Dataset entries
########
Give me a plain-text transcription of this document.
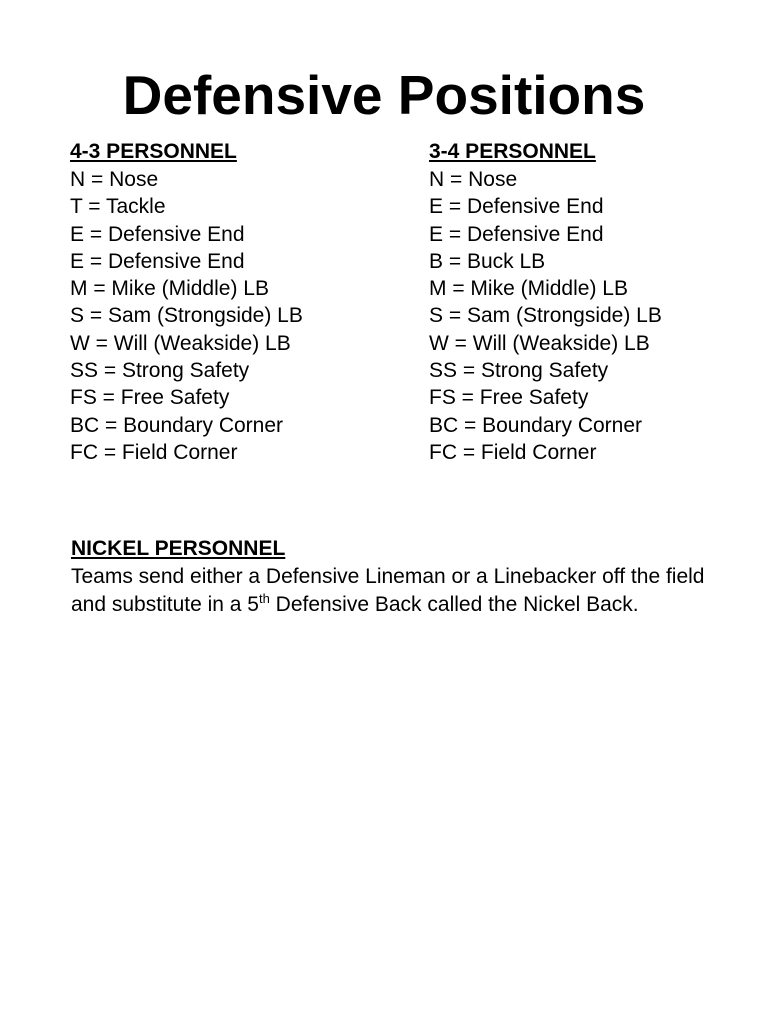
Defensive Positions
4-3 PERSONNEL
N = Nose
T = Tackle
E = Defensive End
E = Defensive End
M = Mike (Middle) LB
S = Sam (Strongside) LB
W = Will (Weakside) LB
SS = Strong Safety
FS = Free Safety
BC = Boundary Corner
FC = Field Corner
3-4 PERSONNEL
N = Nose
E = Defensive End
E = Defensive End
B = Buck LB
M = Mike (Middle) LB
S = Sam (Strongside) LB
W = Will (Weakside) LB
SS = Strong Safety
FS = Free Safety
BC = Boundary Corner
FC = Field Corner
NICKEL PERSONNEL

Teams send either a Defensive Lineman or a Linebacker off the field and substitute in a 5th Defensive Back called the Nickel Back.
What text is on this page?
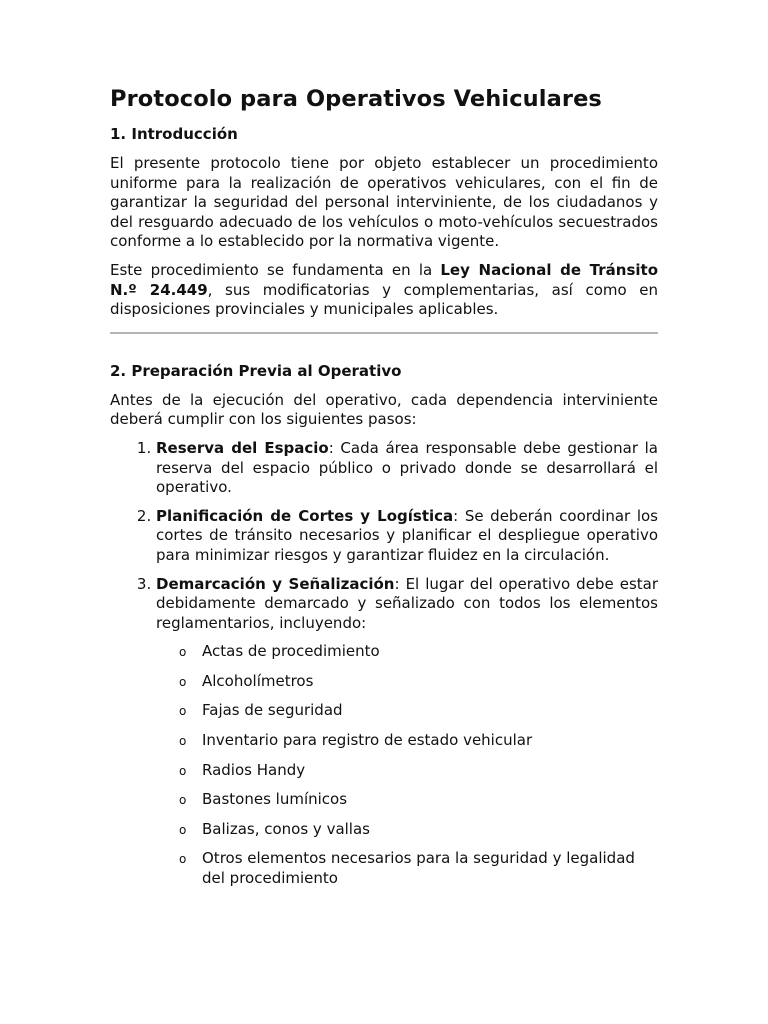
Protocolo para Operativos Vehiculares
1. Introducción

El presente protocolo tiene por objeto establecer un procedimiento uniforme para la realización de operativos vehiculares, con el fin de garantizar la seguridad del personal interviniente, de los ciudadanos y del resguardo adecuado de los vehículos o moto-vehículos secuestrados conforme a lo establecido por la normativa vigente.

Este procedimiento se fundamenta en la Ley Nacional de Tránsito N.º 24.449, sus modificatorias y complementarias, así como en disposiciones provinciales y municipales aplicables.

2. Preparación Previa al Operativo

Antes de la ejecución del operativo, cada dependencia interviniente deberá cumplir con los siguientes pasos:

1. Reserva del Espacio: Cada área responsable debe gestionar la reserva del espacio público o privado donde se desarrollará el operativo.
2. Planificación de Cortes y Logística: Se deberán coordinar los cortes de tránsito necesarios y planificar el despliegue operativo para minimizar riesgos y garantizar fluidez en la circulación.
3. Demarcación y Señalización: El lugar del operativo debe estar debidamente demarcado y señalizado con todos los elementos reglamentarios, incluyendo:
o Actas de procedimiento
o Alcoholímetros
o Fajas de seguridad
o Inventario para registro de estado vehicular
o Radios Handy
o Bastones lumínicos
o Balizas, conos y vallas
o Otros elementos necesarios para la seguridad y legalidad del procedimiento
########
◆ Exercise instructions ◆
Your copy of the data above should match it exactly, except that pictures are left out.

◆ Full output ◆
Give me a plain-text transcription of this document.
Defensive Positions
4-3 PERSONNEL
N = Nose
T = Tackle
E = Defensive End
E = Defensive End
M = Mike (Middle) LB
S = Sam (Strongside) LB
W = Will (Weakside) LB
SS = Strong Safety
FS = Free Safety
BC = Boundary Corner
FC = Field Corner
3-4 PERSONNEL
N = Nose
E = Defensive End
E = Defensive End
B = Buck LB
M = Mike (Middle) LB
S = Sam (Strongside) LB
W = Will (Weakside) LB
SS = Strong Safety
FS = Free Safety
BC = Boundary Corner
FC = Field Corner
NICKEL PERSONNEL

Teams send either a Defensive Lineman or a Linebacker off the field and substitute in a 5th Defensive Back called the Nickel Back.
What text is on this page?
Protocolo para Operativos Vehiculares
1. Introducción

El presente protocolo tiene por objeto establecer un procedimiento uniforme para la realización de operativos vehiculares, con el fin de garantizar la seguridad del personal interviniente, de los ciudadanos y del resguardo adecuado de los vehículos o moto-vehículos secuestrados conforme a lo establecido por la normativa vigente.

Este procedimiento se fundamenta en la Ley Nacional de Tránsito N.º 24.449, sus modificatorias y complementarias, así como en disposiciones provinciales y municipales aplicables.

2. Preparación Previa al Operativo

Antes de la ejecución del operativo, cada dependencia interviniente deberá cumplir con los siguientes pasos:

1. Reserva del Espacio: Cada área responsable debe gestionar la reserva del espacio público o privado donde se desarrollará el operativo.
2. Planificación de Cortes y Logística: Se deberán coordinar los cortes de tránsito necesarios y planificar el despliegue operativo para minimizar riesgos y garantizar fluidez en la circulación.
3. Demarcación y Señalización: El lugar del operativo debe estar debidamente demarcado y señalizado con todos los elementos reglamentarios, incluyendo:
o Actas de procedimiento
o Alcoholímetros
o Fajas de seguridad
o Inventario para registro de estado vehicular
o Radios Handy
o Bastones lumínicos
o Balizas, conos y vallas
o Otros elementos necesarios para la seguridad y legalidad del procedimiento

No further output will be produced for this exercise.